Exercise task: Would you pull out every line of the material that contains the string "meningsfullt"?

Entries shown:

----

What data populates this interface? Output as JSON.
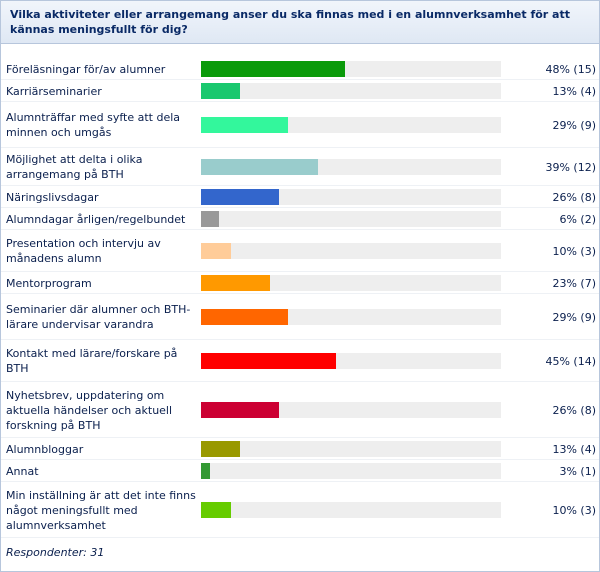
{
  "question": "Vilka aktiviteter eller arrangemang anser du ska finnas med i en alumnverksamhet för att kännas meningsfullt för dig?",
  "respondents_label": "Respondenter: 31",
  "chart_data": {
    "type": "bar",
    "orientation": "horizontal",
    "xlim": [
      0,
      100
    ],
    "categories": [
      "Föreläsningar för/av alumner",
      "Karriärseminarier",
      "Alumnträffar med syfte att dela minnen och umgås",
      "Möjlighet att delta i olika arrangemang på BTH",
      "Näringslivsdagar",
      "Alumndagar årligen/regelbundet",
      "Presentation och intervju av månadens alumn",
      "Mentorprogram",
      "Seminarier där alumner och BTH-lärare undervisar varandra",
      "Kontakt med lärare/forskare på BTH",
      "Nyhetsbrev, uppdatering om aktuella händelser och aktuell forskning på BTH",
      "Alumnbloggar",
      "Annat",
      "Min inställning är att det inte finns något meningsfullt med alumnverksamhet"
    ],
    "values": [
      48,
      13,
      29,
      39,
      26,
      6,
      10,
      23,
      29,
      45,
      26,
      13,
      3,
      10
    ],
    "counts": [
      15,
      4,
      9,
      12,
      8,
      2,
      3,
      7,
      9,
      14,
      8,
      4,
      1,
      3
    ],
    "value_labels": [
      "48% (15)",
      "13% (4)",
      "29% (9)",
      "39% (12)",
      "26% (8)",
      "6% (2)",
      "10% (3)",
      "23% (7)",
      "29% (9)",
      "45% (14)",
      "26% (8)",
      "13% (4)",
      "3% (1)",
      "10% (3)"
    ],
    "colors": [
      "#0a9a0a",
      "#19c86e",
      "#33f79c",
      "#99cccc",
      "#3366cc",
      "#999999",
      "#ffcc99",
      "#ff9900",
      "#ff6600",
      "#ff0000",
      "#cc0033",
      "#999900",
      "#339933",
      "#66cc00"
    ]
  }
}
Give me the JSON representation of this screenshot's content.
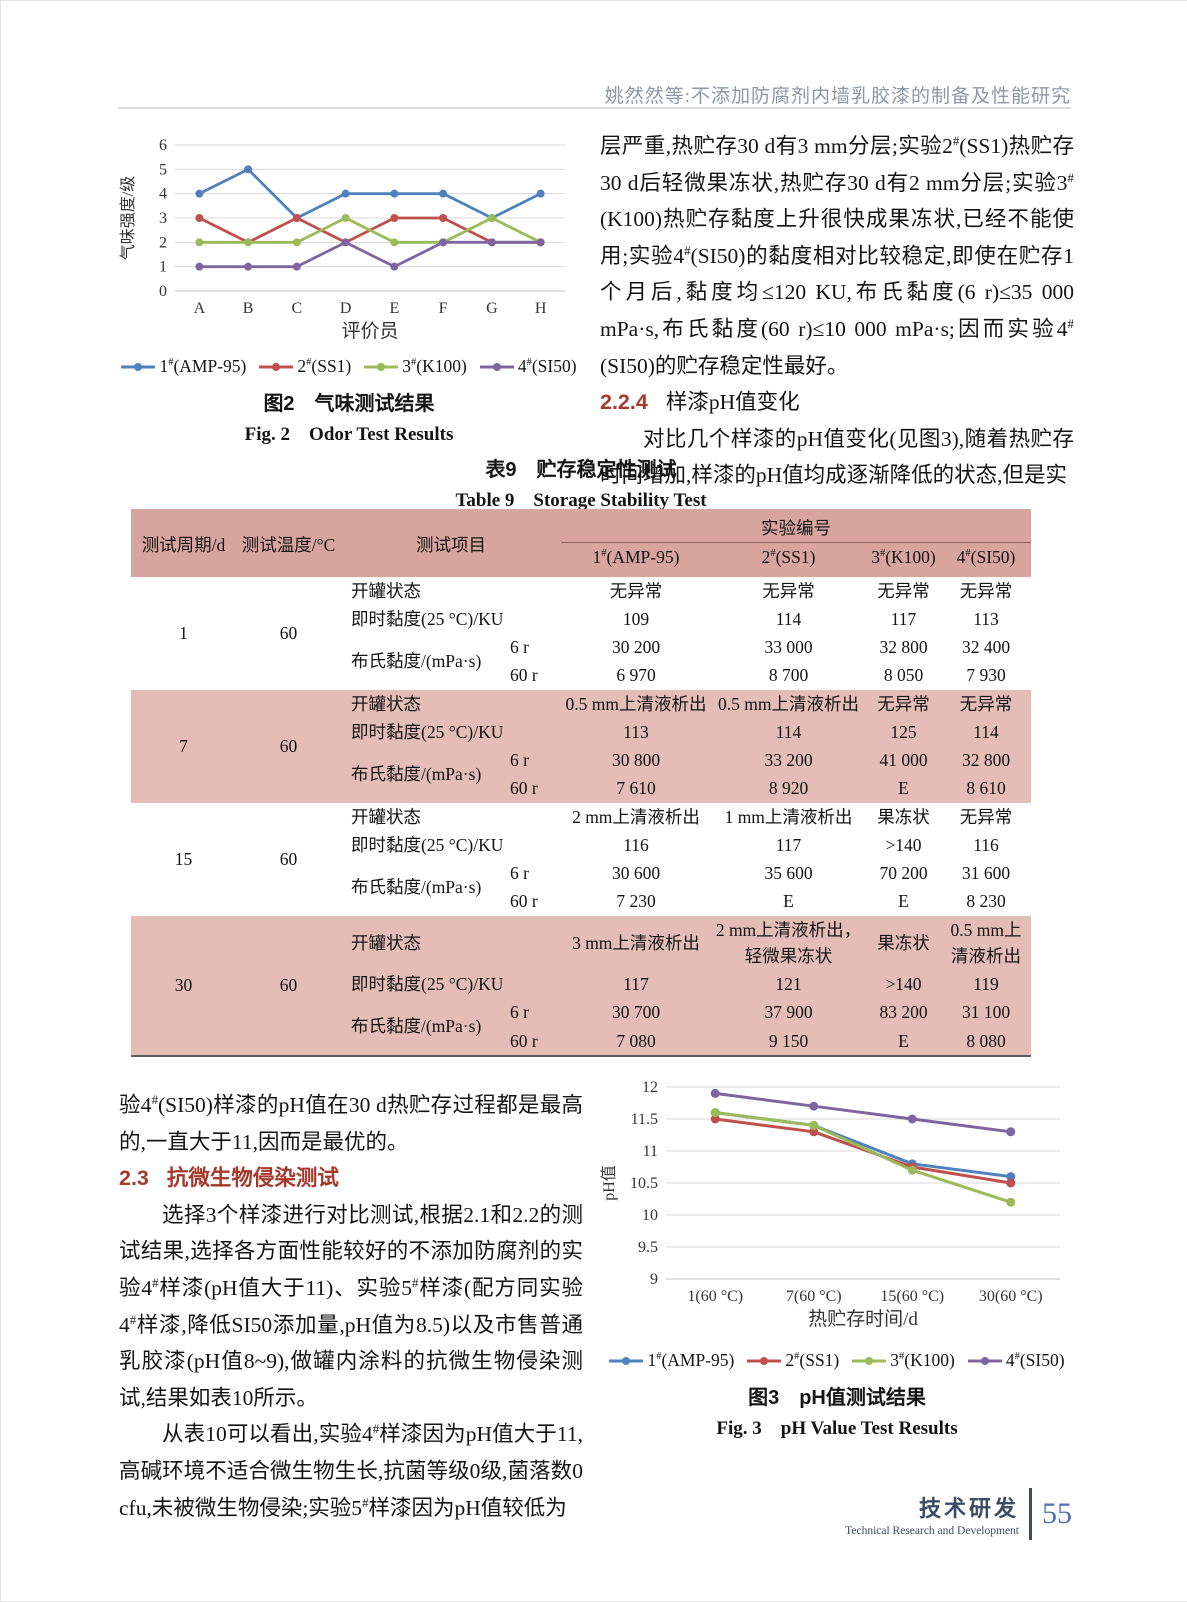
{
  "header": {
    "running_title": "姚然然等:不添加防腐剂内墙乳胶漆的制备及性能研究"
  },
  "text": {
    "p1": "层严重,热贮存30 d有3 mm分层;实验2#(SS1)热贮存30 d后轻微果冻状,热贮存30 d有2 mm分层;实验3#(K100)热贮存黏度上升很快成果冻状,已经不能使用;实验4#(SI50)的黏度相对比较稳定,即使在贮存1个月后,黏度均≤120 KU,布氏黏度(6 r)≤35 000 mPa·s,布氏黏度(60 r)≤10 000 mPa·s;因而实验4#(SI50)的贮存稳定性最好。",
    "h224_num": "2.2.4",
    "h224_title": "样漆pH值变化",
    "p2": "对比几个样漆的pH值变化(见图3),随着热贮存时间增加,样漆的pH值均成逐渐降低的状态,但是实",
    "p3": "验4#(SI50)样漆的pH值在30 d热贮存过程都是最高的,一直大于11,因而是最优的。",
    "h23_num": "2.3",
    "h23_title": "抗微生物侵染测试",
    "p4": "选择3个样漆进行对比测试,根据2.1和2.2的测试结果,选择各方面性能较好的不添加防腐剂的实验4#样漆(pH值大于11)、实验5#样漆(配方同实验4#样漆,降低SI50添加量,pH值为8.5)以及市售普通乳胶漆(pH值8~9),做罐内涂料的抗微生物侵染测试,结果如表10所示。",
    "p5": "从表10可以看出,实验4#样漆因为pH值大于11,高碱环境不适合微生物生长,抗菌等级0级,菌落数0 cfu,未被微生物侵染;实验5#样漆因为pH值较低为"
  },
  "fig2": {
    "caption_zh": "图2　气味测试结果",
    "caption_en": "Fig. 2　Odor Test Results"
  },
  "fig3": {
    "caption_zh": "图3　pH值测试结果",
    "caption_en": "Fig. 3　pH Value Test Results"
  },
  "table9": {
    "title_zh": "表9　贮存稳定性测试",
    "title_en": "Table 9　Storage Stability Test",
    "col_headers": [
      "测试周期/d",
      "测试温度/°C",
      "测试项目"
    ],
    "exp_group_header": "实验编号",
    "exp_headers": [
      "1#(AMP-95)",
      "2#(SS1)",
      "3#(K100)",
      "4#(SI50)"
    ],
    "row_labels": {
      "open": "开罐状态",
      "ku": "即时黏度(25 °C)/KU",
      "brook": "布氏黏度/(mPa·s)",
      "r6": "6 r",
      "r60": "60 r"
    },
    "groups": [
      {
        "period": "1",
        "temp": "60",
        "shaded": false,
        "open": [
          "无异常",
          "无异常",
          "无异常",
          "无异常"
        ],
        "ku": [
          "109",
          "114",
          "117",
          "113"
        ],
        "r6": [
          "30 200",
          "33 000",
          "32 800",
          "32 400"
        ],
        "r60": [
          "6 970",
          "8 700",
          "8 050",
          "7 930"
        ]
      },
      {
        "period": "7",
        "temp": "60",
        "shaded": true,
        "open": [
          "0.5 mm上清液析出",
          "0.5 mm上清液析出",
          "无异常",
          "无异常"
        ],
        "ku": [
          "113",
          "114",
          "125",
          "114"
        ],
        "r6": [
          "30 800",
          "33 200",
          "41 000",
          "32 800"
        ],
        "r60": [
          "7 610",
          "8 920",
          "E",
          "8 610"
        ]
      },
      {
        "period": "15",
        "temp": "60",
        "shaded": false,
        "open": [
          "2 mm上清液析出",
          "1 mm上清液析出",
          "果冻状",
          "无异常"
        ],
        "ku": [
          "116",
          "117",
          ">140",
          "116"
        ],
        "r6": [
          "30 600",
          "35 600",
          "70 200",
          "31 600"
        ],
        "r60": [
          "7 230",
          "E",
          "E",
          "8 230"
        ]
      },
      {
        "period": "30",
        "temp": "60",
        "shaded": true,
        "open": [
          "3 mm上清液析出",
          "2 mm上清液析出，轻微果冻状",
          "果冻状",
          "0.5 mm上清液析出"
        ],
        "ku": [
          "117",
          "121",
          ">140",
          "119"
        ],
        "r6": [
          "30 700",
          "37 900",
          "83 200",
          "31 100"
        ],
        "r60": [
          "7 080",
          "9 150",
          "E",
          "8 080"
        ]
      }
    ]
  },
  "chart_data": [
    {
      "id": "fig2",
      "type": "line",
      "title": "图2 气味测试结果",
      "title_en": "Fig. 2 Odor Test Results",
      "xlabel": "评价员",
      "ylabel": "气味强度/级",
      "categories": [
        "A",
        "B",
        "C",
        "D",
        "E",
        "F",
        "G",
        "H"
      ],
      "ylim": [
        0,
        6
      ],
      "ytick_step": 1,
      "grid": true,
      "legend_position": "bottom",
      "series": [
        {
          "name": "1#(AMP-95)",
          "color": "#4F81BD",
          "values": [
            4,
            5,
            3,
            4,
            4,
            4,
            3,
            4
          ]
        },
        {
          "name": "2#(SS1)",
          "color": "#C0504D",
          "values": [
            3,
            2,
            3,
            2,
            3,
            3,
            2,
            2
          ]
        },
        {
          "name": "3#(K100)",
          "color": "#9BBB59",
          "values": [
            2,
            2,
            2,
            3,
            2,
            2,
            3,
            2
          ]
        },
        {
          "name": "4#(SI50)",
          "color": "#8064A2",
          "values": [
            1,
            1,
            1,
            2,
            1,
            2,
            2,
            2
          ]
        }
      ]
    },
    {
      "id": "fig3",
      "type": "line",
      "title": "图3 pH值测试结果",
      "title_en": "Fig. 3 pH Value Test Results",
      "xlabel": "热贮存时间/d",
      "ylabel": "pH值",
      "categories": [
        "1(60 °C)",
        "7(60 °C)",
        "15(60 °C)",
        "30(60 °C)"
      ],
      "ylim": [
        9,
        12
      ],
      "ytick_step": 0.5,
      "grid": true,
      "legend_position": "bottom",
      "series": [
        {
          "name": "1#(AMP-95)",
          "color": "#4F81BD",
          "values": [
            11.6,
            11.4,
            10.8,
            10.6
          ]
        },
        {
          "name": "2#(SS1)",
          "color": "#C0504D",
          "values": [
            11.5,
            11.3,
            10.75,
            10.5
          ]
        },
        {
          "name": "3#(K100)",
          "color": "#9BBB59",
          "values": [
            11.6,
            11.4,
            10.7,
            10.2
          ]
        },
        {
          "name": "4#(SI50)",
          "color": "#8064A2",
          "values": [
            11.9,
            11.7,
            11.5,
            11.3
          ]
        }
      ]
    }
  ],
  "footer": {
    "dept_zh": "技术研发",
    "dept_en": "Technical Research and Development",
    "page": "55"
  }
}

----

Expected output:
  "question": "Vilka aktiviteter eller arrangemang anser du ska finnas med i en alumnverksamhet för att kännas meningsfullt för dig?",
      "Min inställning är att det inte finns något meningsfullt med alumnverksamhet"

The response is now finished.